Stored entries
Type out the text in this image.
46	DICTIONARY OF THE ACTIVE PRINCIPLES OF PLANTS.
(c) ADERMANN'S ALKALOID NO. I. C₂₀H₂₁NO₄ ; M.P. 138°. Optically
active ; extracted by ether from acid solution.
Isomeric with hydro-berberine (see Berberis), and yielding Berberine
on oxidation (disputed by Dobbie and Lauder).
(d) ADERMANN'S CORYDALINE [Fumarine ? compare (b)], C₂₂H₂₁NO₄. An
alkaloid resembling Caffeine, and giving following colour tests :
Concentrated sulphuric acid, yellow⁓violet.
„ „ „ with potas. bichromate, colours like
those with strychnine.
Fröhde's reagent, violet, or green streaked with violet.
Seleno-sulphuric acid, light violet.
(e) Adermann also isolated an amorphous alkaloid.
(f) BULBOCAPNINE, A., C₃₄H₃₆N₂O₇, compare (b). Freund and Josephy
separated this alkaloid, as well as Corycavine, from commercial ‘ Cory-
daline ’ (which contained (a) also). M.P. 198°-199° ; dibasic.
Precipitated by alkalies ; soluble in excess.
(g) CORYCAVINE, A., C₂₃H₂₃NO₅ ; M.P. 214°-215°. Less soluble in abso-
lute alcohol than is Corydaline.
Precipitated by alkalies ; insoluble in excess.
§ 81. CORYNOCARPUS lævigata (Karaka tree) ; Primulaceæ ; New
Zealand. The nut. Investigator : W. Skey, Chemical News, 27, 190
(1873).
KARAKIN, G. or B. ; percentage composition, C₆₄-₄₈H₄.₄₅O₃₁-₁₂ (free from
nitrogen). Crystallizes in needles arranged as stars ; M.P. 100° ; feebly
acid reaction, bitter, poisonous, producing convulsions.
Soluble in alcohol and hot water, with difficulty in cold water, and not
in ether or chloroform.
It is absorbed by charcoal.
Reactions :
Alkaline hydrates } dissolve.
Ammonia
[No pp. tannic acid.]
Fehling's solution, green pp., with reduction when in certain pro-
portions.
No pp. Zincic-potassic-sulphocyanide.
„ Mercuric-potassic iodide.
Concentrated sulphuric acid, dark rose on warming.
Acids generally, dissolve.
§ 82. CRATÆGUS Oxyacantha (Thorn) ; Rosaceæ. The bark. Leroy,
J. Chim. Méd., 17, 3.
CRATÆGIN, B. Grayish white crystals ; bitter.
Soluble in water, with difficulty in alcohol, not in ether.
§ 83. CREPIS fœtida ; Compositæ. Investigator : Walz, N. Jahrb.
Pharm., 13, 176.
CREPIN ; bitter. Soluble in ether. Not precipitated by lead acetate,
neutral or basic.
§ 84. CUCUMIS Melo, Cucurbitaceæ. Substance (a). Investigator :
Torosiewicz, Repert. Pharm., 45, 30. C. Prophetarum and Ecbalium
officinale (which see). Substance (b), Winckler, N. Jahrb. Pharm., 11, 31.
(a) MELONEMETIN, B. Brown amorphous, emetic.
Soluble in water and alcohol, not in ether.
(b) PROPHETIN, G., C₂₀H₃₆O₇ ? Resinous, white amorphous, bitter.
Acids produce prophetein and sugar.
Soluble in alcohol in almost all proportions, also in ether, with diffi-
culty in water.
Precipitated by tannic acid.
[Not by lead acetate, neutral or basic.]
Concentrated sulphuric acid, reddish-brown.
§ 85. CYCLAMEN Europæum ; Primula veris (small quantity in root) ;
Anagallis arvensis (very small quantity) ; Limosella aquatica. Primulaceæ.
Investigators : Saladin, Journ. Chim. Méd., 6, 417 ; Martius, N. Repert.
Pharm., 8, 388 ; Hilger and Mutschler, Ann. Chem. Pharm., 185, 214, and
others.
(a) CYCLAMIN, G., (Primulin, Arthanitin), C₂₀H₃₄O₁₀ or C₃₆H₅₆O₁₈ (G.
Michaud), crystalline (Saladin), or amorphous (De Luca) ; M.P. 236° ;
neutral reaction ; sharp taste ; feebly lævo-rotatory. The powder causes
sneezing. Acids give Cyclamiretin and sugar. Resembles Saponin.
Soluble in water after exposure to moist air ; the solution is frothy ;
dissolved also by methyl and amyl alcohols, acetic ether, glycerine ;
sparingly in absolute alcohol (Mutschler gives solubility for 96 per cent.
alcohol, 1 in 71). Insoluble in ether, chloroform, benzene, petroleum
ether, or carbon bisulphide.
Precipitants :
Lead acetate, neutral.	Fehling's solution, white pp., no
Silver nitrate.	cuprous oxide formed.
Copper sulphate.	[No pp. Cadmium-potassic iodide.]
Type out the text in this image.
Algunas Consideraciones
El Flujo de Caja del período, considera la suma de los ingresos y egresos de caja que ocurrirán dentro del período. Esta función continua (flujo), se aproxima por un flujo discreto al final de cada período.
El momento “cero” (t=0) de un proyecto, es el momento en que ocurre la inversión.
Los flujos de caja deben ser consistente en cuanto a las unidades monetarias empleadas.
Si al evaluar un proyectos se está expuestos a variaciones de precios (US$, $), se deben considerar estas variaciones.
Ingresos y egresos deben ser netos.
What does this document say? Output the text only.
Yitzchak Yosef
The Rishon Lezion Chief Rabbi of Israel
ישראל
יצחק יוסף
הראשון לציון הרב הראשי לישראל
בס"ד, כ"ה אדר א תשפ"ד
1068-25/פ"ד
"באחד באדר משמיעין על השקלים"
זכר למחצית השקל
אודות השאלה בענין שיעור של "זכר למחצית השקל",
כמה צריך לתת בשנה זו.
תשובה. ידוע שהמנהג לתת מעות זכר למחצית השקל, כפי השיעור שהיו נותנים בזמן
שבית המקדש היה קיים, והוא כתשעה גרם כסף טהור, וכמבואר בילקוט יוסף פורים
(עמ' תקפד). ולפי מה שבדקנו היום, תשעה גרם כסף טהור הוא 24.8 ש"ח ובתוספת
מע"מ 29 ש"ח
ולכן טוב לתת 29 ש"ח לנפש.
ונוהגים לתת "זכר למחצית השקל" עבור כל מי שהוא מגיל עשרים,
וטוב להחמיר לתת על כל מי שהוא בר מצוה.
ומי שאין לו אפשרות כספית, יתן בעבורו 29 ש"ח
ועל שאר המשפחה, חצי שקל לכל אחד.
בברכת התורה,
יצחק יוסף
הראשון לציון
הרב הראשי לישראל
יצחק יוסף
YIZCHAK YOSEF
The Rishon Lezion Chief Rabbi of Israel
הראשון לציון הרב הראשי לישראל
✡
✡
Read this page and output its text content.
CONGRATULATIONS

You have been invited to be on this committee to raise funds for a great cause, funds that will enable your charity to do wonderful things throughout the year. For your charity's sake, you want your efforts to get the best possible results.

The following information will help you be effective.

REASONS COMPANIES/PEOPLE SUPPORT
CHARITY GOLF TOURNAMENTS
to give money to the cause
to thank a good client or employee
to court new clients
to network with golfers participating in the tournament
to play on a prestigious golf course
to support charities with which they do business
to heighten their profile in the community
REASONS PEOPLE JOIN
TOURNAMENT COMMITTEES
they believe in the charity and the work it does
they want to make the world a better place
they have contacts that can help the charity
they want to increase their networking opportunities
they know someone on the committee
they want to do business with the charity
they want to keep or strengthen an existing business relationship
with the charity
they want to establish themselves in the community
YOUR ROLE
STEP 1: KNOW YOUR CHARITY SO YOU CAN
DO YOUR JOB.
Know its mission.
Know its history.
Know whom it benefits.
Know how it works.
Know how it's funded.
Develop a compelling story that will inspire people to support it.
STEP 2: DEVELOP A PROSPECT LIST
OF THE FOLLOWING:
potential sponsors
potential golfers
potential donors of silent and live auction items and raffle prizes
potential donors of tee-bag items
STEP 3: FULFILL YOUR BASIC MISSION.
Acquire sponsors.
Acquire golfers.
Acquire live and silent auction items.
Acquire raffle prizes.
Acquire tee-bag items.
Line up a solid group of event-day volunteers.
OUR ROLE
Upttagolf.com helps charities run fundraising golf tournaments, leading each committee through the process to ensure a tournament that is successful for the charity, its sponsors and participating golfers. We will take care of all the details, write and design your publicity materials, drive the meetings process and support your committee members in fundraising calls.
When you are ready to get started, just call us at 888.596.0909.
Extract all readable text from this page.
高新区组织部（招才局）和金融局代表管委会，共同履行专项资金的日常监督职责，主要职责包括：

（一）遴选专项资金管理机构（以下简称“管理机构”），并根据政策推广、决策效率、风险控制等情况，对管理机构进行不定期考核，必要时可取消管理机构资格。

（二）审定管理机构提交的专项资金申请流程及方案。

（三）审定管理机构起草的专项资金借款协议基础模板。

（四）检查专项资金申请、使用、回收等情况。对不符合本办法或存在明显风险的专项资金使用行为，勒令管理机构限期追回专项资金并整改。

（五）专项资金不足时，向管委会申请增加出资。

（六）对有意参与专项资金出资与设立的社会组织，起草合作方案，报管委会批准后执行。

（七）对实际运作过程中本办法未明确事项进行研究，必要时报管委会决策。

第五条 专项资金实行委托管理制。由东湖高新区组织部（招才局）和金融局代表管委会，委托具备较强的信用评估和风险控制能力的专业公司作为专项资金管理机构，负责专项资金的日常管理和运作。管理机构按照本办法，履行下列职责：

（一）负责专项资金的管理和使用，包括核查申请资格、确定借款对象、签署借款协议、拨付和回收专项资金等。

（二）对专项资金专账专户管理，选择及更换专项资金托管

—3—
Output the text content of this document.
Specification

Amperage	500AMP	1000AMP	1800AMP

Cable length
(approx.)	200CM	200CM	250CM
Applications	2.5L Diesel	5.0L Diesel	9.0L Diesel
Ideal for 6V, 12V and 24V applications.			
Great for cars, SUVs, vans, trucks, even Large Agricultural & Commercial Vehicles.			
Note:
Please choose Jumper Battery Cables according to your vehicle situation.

Exercise requirements
Pull out all lines from the listing that contain the string "potassic".

Task response
No pp. Zincic-potassic-sulphocyanide.
„ Mercuric-potassic iodide.
Copper sulphate.	[No pp. Cadmium-potassic iodide.]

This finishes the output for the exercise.